(Stored dataset items)
*-*-*
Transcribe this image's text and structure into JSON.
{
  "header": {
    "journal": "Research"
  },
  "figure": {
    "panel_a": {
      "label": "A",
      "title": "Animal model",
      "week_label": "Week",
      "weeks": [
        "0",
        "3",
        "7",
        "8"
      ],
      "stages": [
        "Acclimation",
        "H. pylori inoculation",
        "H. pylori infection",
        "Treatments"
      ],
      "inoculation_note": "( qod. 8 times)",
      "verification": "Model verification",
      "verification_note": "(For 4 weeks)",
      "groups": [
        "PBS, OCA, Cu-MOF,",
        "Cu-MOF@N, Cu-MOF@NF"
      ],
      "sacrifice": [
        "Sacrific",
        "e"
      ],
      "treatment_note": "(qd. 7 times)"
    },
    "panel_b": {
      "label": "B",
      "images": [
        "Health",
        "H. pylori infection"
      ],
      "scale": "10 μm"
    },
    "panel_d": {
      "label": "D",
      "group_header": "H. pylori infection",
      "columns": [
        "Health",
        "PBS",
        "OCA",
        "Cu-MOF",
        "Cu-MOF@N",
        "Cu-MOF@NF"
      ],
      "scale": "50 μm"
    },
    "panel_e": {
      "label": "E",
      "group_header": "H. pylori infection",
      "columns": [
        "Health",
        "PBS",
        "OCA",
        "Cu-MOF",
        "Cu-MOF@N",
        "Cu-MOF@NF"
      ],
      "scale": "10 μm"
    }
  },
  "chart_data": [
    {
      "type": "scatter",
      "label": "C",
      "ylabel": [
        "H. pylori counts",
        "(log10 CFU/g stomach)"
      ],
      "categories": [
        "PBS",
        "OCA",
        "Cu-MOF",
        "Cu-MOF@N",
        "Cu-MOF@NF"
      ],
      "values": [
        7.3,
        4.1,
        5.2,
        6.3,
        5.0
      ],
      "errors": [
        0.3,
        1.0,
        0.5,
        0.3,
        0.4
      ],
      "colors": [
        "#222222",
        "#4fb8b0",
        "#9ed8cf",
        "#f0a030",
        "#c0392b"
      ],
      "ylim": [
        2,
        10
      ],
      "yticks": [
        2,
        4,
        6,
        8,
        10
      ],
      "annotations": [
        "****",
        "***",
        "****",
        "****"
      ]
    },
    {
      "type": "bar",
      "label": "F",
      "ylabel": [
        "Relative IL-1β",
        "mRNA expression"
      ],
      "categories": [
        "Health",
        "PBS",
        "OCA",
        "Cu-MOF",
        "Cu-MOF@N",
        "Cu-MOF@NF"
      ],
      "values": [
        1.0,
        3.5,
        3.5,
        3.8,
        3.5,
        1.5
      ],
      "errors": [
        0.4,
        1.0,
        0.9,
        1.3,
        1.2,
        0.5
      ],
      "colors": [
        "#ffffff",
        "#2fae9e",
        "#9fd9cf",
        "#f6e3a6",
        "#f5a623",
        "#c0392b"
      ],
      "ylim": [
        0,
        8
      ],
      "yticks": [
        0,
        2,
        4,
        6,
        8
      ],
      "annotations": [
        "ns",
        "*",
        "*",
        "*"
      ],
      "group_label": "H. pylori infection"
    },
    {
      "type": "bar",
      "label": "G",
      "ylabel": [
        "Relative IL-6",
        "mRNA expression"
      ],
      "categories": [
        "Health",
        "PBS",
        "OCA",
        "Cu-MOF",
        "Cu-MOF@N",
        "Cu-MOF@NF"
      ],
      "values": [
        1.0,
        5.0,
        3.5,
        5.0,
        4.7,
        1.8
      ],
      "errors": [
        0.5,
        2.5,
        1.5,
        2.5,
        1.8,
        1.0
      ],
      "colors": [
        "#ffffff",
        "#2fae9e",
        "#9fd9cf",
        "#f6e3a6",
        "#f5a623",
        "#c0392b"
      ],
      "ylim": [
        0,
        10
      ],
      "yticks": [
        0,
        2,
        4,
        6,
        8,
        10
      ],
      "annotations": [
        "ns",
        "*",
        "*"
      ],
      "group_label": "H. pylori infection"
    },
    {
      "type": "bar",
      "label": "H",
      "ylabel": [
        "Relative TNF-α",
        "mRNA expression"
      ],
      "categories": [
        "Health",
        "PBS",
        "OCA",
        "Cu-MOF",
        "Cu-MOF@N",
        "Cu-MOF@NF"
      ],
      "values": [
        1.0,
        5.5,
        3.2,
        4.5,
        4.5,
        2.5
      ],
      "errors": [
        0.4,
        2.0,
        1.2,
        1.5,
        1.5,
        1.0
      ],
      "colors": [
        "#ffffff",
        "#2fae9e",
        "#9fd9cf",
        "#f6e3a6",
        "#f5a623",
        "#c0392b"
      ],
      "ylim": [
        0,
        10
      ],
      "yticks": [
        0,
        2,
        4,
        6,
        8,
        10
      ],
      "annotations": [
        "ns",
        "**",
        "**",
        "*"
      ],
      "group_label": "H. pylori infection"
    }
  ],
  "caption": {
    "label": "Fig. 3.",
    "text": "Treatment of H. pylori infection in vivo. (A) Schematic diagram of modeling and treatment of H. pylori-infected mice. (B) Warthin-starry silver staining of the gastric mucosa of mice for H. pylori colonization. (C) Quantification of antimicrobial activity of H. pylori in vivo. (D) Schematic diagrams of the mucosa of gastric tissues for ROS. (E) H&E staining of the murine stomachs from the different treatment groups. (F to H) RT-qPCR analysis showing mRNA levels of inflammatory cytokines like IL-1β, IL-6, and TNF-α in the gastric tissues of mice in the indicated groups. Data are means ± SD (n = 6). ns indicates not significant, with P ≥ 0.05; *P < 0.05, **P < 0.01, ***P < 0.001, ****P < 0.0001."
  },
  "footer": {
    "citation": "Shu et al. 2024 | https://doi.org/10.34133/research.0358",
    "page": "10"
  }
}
*-*-*
Requirement: Filter the lines above so that only those with the string "times" remain, then copy them.

Task output:
      "inoculation_note": "( qod. 8 times)",
      "treatment_note": "(qd. 7 times)"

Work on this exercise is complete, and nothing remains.